▸ Directions for this task
Transcribe the material in full. Nothing should differ except that the pictures are left out.

▸ Records to process
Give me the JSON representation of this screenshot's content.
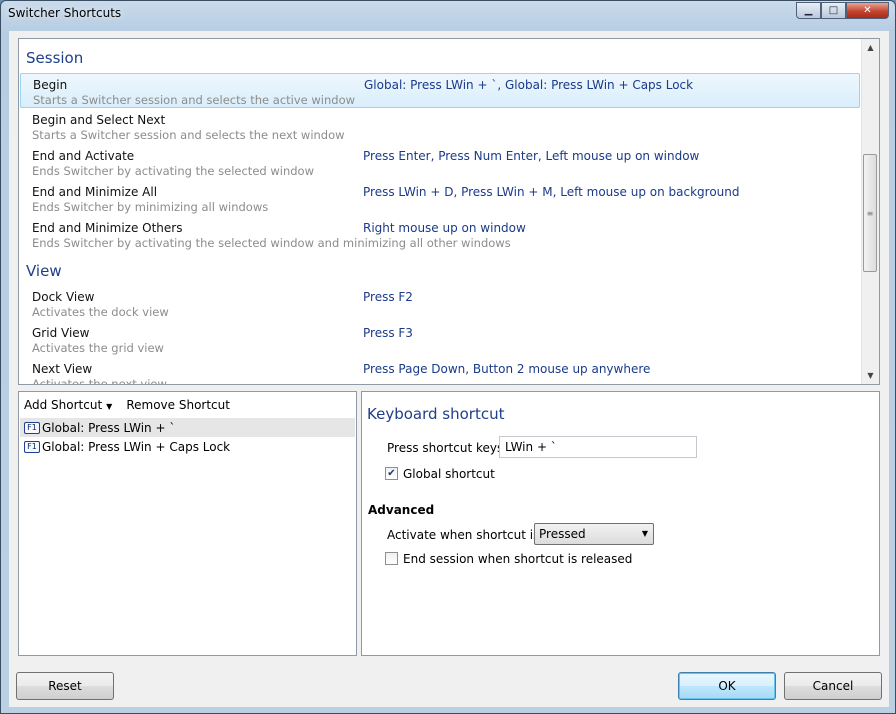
{
  "window": {
    "title": "Switcher Shortcuts"
  },
  "caption": {
    "minimize": "▁",
    "maximize": "□",
    "close": "✕"
  },
  "groups": [
    {
      "title": "Session",
      "items": [
        {
          "name": "Begin",
          "description": "Starts a Switcher session and selects the active window",
          "keys": "Global: Press LWin + `, Global: Press LWin + Caps Lock",
          "selected": true
        },
        {
          "name": "Begin and Select Next",
          "description": "Starts a Switcher session and selects the next window",
          "keys": ""
        },
        {
          "name": "End and Activate",
          "description": "Ends Switcher by activating the selected window",
          "keys": "Press Enter, Press Num Enter, Left mouse up on window"
        },
        {
          "name": "End and Minimize All",
          "description": "Ends Switcher by minimizing all windows",
          "keys": "Press LWin + D, Press LWin + M, Left mouse up on background"
        },
        {
          "name": "End and Minimize Others",
          "description": "Ends Switcher by activating the selected window and minimizing all other windows",
          "keys": "Right mouse up on window"
        }
      ]
    },
    {
      "title": "View",
      "items": [
        {
          "name": "Dock View",
          "description": "Activates the dock view",
          "keys": "Press F2"
        },
        {
          "name": "Grid View",
          "description": "Activates the grid view",
          "keys": "Press F3"
        },
        {
          "name": "Next View",
          "description": "Activates the next view",
          "keys": "Press Page Down, Button 2 mouse up anywhere"
        }
      ]
    }
  ],
  "shortcuts_panel": {
    "add_label": "Add Shortcut",
    "remove_label": "Remove Shortcut",
    "key_icon": "F1",
    "items": [
      "Global: Press LWin + `",
      "Global: Press LWin + Caps Lock"
    ]
  },
  "keyboard_panel": {
    "title": "Keyboard shortcut",
    "keys_label": "Press shortcut keys:",
    "keys_value": "LWin + `",
    "global_label": "Global shortcut",
    "global_checked": true,
    "advanced_label": "Advanced",
    "activate_label": "Activate when shortcut is:",
    "activate_value": "Pressed",
    "end_session_label": "End session when shortcut is released",
    "end_session_checked": false
  },
  "buttons": {
    "reset": "Reset",
    "ok": "OK",
    "cancel": "Cancel"
  }
}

▸ The answer
Give me the JSON representation of this screenshot's content.
{
  "window": {
    "title": "Switcher Shortcuts"
  },
  "caption": {
    "minimize": "▁",
    "maximize": "□",
    "close": "✕"
  },
  "groups": [
    {
      "title": "Session",
      "items": [
        {
          "name": "Begin",
          "description": "Starts a Switcher session and selects the active window",
          "keys": "Global: Press LWin + `, Global: Press LWin + Caps Lock",
          "selected": true
        },
        {
          "name": "Begin and Select Next",
          "description": "Starts a Switcher session and selects the next window",
          "keys": ""
        },
        {
          "name": "End and Activate",
          "description": "Ends Switcher by activating the selected window",
          "keys": "Press Enter, Press Num Enter, Left mouse up on window"
        },
        {
          "name": "End and Minimize All",
          "description": "Ends Switcher by minimizing all windows",
          "keys": "Press LWin + D, Press LWin + M, Left mouse up on background"
        },
        {
          "name": "End and Minimize Others",
          "description": "Ends Switcher by activating the selected window and minimizing all other windows",
          "keys": "Right mouse up on window"
        }
      ]
    },
    {
      "title": "View",
      "items": [
        {
          "name": "Dock View",
          "description": "Activates the dock view",
          "keys": "Press F2"
        },
        {
          "name": "Grid View",
          "description": "Activates the grid view",
          "keys": "Press F3"
        },
        {
          "name": "Next View",
          "description": "Activates the next view",
          "keys": "Press Page Down, Button 2 mouse up anywhere"
        }
      ]
    }
  ],
  "shortcuts_panel": {
    "add_label": "Add Shortcut",
    "remove_label": "Remove Shortcut",
    "key_icon": "F1",
    "items": [
      "Global: Press LWin + `",
      "Global: Press LWin + Caps Lock"
    ]
  },
  "keyboard_panel": {
    "title": "Keyboard shortcut",
    "keys_label": "Press shortcut keys:",
    "keys_value": "LWin + `",
    "global_label": "Global shortcut",
    "global_checked": true,
    "advanced_label": "Advanced",
    "activate_label": "Activate when shortcut is:",
    "activate_value": "Pressed",
    "end_session_label": "End session when shortcut is released",
    "end_session_checked": false
  },
  "buttons": {
    "reset": "Reset",
    "ok": "OK",
    "cancel": "Cancel"
  }
}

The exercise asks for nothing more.